EXERCISE BRIEF: Extract from the listing each line in which the word "JSON" appears.

WORKING DATA:
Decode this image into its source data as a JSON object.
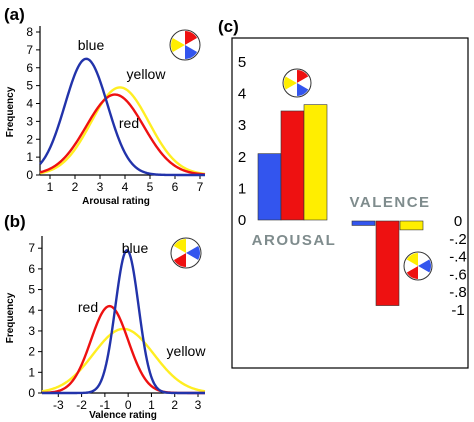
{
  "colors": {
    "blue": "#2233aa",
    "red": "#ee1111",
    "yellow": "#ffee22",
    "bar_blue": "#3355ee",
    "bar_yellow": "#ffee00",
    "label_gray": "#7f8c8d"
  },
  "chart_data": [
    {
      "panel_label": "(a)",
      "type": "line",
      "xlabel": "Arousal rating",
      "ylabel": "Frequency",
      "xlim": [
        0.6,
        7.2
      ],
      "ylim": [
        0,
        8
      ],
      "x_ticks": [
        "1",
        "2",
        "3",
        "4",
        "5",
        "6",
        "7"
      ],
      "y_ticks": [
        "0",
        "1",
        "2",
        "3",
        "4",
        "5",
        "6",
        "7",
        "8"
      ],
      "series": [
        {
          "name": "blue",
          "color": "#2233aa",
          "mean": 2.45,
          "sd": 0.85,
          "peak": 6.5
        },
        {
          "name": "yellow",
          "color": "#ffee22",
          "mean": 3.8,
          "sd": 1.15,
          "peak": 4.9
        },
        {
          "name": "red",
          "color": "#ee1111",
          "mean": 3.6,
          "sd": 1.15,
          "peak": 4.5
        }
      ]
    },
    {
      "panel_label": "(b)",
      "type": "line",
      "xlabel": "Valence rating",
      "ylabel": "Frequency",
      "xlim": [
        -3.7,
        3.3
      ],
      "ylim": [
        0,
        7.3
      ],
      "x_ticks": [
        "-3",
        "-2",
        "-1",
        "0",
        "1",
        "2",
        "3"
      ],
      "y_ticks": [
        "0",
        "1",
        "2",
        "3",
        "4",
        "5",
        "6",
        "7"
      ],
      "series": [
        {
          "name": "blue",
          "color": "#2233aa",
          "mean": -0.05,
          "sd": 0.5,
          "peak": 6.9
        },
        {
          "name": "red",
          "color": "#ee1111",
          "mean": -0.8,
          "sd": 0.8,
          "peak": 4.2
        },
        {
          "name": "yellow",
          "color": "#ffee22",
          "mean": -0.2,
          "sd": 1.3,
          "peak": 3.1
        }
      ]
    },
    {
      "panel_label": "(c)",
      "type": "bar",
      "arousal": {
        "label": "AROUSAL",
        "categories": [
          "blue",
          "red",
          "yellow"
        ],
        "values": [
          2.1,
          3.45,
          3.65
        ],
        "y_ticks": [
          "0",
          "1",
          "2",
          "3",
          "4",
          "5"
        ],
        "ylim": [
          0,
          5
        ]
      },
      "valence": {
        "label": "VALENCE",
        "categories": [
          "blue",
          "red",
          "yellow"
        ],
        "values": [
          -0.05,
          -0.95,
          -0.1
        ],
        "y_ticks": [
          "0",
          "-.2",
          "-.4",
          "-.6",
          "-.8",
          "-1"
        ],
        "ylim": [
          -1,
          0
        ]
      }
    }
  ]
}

* * *

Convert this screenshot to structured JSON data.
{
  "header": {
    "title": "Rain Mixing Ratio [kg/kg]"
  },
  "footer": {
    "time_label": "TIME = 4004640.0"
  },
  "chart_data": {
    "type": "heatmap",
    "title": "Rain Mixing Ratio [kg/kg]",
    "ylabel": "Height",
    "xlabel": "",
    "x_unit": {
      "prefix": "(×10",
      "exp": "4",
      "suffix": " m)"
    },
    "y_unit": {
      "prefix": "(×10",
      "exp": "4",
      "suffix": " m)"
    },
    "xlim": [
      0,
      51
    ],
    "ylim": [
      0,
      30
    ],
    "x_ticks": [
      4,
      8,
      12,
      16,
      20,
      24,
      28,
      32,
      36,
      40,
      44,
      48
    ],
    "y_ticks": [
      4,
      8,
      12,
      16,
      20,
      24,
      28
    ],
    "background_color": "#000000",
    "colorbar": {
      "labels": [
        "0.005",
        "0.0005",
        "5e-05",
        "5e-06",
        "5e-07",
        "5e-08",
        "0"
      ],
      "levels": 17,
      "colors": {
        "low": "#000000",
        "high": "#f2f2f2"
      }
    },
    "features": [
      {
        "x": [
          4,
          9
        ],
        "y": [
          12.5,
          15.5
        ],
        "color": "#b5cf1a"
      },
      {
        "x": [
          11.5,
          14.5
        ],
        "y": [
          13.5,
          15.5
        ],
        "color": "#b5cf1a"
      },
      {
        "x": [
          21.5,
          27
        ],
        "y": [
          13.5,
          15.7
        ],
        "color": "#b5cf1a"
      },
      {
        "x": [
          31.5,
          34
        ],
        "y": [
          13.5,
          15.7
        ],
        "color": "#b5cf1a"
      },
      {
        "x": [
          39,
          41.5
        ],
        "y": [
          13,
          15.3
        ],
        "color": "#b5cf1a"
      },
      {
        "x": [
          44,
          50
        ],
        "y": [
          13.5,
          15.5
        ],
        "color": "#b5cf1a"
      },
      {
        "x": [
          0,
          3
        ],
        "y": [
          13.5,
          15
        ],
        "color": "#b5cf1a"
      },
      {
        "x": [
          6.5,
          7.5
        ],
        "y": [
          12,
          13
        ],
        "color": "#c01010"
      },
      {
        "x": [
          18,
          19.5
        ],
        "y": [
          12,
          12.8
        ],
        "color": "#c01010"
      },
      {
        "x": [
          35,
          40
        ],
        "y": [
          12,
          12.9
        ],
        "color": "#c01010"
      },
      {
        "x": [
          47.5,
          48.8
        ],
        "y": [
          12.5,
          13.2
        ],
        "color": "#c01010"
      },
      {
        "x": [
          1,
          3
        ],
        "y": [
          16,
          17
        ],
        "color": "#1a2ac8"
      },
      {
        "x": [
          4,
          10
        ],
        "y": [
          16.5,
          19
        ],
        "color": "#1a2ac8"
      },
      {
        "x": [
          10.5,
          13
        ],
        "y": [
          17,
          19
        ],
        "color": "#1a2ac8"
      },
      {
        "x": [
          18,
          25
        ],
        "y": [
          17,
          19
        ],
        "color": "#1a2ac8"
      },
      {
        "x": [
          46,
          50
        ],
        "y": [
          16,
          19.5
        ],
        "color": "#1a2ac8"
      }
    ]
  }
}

SOLUTION TO THIS TASK:
Decode this image into its source data as a JSON object.
Convert this screenshot to structured JSON data.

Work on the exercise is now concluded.